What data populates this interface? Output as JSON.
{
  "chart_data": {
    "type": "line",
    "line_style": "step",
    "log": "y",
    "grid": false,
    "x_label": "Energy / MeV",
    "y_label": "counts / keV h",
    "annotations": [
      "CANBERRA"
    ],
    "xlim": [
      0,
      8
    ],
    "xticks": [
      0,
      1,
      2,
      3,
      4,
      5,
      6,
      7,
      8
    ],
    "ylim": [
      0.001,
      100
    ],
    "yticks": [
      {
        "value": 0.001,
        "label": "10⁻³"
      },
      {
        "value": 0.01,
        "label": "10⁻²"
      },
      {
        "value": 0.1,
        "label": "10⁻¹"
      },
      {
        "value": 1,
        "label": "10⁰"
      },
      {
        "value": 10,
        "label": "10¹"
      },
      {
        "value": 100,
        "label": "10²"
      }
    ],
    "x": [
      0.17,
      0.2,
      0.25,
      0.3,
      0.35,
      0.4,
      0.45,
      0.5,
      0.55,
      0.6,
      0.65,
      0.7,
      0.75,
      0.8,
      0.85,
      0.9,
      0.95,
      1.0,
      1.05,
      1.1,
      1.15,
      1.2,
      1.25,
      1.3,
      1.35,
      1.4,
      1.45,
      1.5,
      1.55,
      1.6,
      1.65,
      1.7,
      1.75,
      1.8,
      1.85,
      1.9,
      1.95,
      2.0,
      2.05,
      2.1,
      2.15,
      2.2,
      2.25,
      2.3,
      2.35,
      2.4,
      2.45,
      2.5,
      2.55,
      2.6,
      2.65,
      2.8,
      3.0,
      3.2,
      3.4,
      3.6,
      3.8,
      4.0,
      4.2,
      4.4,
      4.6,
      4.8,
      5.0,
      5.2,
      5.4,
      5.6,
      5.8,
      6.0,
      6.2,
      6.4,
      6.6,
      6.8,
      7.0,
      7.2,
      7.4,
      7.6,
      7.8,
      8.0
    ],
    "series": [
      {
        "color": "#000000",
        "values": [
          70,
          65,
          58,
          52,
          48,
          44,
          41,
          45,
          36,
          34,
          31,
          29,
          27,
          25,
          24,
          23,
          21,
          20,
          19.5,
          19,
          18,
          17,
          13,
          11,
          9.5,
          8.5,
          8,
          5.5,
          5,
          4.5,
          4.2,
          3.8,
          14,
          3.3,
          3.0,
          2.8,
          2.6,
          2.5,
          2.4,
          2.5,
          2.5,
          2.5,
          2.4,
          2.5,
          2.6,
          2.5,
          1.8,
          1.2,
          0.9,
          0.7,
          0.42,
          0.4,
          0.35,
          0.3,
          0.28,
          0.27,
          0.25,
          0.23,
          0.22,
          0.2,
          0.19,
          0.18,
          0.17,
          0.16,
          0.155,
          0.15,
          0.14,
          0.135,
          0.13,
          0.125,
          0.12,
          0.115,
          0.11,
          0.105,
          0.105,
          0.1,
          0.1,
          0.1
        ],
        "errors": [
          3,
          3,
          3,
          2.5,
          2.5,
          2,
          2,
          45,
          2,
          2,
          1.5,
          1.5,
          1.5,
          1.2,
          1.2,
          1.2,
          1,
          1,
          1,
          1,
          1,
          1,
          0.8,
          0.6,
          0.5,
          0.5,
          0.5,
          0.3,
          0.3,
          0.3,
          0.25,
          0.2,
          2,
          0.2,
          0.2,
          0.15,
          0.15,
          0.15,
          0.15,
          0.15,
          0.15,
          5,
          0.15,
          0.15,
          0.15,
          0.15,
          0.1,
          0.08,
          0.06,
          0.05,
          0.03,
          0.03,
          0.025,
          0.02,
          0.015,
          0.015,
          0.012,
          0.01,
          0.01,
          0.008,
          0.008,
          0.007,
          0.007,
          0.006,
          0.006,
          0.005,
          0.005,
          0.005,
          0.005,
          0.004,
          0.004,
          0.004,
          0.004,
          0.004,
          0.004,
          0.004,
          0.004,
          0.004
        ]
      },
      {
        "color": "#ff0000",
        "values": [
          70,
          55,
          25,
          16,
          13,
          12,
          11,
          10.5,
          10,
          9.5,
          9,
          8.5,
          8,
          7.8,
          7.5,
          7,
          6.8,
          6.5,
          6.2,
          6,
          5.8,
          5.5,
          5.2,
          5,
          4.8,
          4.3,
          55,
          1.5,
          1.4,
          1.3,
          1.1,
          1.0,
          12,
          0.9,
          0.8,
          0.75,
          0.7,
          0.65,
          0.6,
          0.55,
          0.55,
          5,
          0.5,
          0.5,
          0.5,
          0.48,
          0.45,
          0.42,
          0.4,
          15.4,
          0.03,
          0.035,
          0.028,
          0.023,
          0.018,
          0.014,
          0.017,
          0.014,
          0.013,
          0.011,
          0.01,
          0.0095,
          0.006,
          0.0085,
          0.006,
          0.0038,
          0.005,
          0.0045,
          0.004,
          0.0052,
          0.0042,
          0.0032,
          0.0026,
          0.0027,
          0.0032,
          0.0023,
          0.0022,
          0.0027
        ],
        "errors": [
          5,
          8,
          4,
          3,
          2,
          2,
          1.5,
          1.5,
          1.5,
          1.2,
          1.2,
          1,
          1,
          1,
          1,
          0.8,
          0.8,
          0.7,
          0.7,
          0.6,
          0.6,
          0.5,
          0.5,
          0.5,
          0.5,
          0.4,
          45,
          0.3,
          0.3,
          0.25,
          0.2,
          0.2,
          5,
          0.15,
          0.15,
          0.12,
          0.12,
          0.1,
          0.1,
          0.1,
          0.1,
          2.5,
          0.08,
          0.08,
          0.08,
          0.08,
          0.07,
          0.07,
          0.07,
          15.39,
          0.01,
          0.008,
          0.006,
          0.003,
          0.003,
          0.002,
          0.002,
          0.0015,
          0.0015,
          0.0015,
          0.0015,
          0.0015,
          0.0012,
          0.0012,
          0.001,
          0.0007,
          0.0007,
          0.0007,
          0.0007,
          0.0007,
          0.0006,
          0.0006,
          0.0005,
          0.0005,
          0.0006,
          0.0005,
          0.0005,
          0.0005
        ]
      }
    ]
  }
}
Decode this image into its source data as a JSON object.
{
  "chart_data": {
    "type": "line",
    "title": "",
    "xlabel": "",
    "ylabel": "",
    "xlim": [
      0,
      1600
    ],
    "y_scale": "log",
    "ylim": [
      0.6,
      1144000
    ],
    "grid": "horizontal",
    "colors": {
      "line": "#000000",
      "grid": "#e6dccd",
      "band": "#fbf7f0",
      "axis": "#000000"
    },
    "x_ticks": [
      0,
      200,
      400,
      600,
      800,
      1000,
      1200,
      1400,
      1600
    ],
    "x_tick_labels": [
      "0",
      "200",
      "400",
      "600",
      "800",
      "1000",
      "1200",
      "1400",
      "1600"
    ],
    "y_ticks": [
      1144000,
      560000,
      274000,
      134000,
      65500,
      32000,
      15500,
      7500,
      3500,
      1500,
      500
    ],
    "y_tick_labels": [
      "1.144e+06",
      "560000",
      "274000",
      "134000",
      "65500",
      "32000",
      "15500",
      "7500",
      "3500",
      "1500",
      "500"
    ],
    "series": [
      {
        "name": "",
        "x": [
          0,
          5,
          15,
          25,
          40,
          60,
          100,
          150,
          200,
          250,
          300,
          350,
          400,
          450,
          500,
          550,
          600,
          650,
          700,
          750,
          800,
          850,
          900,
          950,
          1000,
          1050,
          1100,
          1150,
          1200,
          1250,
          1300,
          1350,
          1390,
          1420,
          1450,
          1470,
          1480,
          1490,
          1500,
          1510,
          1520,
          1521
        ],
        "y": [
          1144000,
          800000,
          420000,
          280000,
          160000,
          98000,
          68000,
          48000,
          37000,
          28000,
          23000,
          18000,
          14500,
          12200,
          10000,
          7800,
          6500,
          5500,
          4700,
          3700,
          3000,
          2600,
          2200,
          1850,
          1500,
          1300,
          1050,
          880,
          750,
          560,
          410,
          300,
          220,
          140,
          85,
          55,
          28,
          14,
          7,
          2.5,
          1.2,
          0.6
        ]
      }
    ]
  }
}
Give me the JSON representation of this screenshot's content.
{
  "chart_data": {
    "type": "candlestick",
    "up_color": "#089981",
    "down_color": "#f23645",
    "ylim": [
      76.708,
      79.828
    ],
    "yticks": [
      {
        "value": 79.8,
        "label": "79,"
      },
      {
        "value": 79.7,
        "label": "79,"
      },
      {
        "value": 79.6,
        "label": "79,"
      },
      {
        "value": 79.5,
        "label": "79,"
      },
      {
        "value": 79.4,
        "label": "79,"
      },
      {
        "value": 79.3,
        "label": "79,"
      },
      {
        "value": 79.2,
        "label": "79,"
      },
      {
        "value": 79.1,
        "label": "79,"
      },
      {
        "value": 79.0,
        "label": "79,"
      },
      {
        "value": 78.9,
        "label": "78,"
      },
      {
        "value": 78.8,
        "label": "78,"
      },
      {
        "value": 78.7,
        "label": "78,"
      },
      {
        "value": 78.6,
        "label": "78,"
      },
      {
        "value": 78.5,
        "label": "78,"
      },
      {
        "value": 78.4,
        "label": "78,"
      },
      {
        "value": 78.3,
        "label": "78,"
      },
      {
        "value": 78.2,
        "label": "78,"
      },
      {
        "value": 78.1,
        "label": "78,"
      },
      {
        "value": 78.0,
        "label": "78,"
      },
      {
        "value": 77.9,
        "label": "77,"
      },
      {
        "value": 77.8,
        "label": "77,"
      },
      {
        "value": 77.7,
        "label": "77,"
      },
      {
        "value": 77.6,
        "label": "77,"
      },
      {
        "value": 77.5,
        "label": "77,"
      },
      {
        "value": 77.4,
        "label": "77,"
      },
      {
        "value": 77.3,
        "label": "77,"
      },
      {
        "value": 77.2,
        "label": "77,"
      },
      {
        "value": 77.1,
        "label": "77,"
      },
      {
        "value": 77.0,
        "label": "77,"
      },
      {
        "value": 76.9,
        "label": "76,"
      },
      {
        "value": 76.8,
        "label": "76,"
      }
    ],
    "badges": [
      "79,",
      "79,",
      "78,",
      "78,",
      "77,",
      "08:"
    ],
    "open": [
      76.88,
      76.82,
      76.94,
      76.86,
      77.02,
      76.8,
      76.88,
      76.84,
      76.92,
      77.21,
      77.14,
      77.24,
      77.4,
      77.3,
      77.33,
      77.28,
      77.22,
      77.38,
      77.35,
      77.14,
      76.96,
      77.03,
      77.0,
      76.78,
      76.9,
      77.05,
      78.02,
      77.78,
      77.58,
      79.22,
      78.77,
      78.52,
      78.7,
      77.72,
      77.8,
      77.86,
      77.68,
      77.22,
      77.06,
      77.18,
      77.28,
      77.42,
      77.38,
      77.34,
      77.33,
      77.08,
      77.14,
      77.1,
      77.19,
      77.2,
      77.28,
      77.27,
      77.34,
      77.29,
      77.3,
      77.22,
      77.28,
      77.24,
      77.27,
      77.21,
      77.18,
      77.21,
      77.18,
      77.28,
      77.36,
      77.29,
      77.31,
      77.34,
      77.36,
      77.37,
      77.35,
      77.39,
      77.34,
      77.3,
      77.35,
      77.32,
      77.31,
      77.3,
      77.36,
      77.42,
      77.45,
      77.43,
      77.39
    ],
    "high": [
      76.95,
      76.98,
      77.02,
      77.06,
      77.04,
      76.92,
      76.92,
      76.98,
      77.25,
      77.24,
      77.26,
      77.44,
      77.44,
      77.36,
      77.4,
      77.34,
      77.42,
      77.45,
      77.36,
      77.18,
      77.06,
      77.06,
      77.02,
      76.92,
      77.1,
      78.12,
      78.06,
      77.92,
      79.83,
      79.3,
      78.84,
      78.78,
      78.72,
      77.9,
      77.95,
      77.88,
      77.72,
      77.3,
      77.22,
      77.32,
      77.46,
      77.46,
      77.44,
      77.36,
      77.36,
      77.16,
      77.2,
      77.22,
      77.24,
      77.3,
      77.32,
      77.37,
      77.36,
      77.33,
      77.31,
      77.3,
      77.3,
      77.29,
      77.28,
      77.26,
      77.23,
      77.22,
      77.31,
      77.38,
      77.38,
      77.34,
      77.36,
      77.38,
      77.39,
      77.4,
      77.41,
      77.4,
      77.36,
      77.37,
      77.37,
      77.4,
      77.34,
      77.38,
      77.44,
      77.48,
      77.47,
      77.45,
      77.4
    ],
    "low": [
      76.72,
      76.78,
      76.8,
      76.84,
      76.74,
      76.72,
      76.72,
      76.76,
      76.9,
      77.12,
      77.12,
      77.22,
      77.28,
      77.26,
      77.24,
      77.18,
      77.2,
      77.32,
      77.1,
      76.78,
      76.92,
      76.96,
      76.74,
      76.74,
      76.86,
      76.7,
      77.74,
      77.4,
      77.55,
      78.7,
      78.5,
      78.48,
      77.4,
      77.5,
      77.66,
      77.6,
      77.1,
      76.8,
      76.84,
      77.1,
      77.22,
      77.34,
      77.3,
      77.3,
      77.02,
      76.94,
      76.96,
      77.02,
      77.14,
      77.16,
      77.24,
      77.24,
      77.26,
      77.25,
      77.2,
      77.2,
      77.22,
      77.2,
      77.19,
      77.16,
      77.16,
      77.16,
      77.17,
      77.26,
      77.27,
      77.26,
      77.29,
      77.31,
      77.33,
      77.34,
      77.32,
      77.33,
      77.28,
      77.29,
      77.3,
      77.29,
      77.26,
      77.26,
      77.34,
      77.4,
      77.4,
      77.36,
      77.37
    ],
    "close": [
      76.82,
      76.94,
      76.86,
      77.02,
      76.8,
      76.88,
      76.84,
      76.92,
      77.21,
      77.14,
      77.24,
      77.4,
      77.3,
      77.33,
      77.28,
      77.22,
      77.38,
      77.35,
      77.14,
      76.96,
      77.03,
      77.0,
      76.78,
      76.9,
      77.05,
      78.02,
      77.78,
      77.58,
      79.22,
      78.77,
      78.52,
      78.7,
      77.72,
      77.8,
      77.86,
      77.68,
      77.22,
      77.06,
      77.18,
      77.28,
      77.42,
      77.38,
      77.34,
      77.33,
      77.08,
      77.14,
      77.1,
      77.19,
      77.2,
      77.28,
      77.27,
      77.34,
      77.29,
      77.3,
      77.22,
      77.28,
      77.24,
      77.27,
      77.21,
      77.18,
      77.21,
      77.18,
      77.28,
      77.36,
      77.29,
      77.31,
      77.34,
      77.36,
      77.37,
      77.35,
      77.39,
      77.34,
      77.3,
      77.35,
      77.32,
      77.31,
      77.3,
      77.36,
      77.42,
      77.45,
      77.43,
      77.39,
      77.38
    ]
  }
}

## Your goal
Among the records above, find each line holding the string "this" and pull it out.

## Result
What data populates this interface? Output as JSON.
Decode this image into its source data as a JSON object.
Give me the JSON representation of this screenshot's content.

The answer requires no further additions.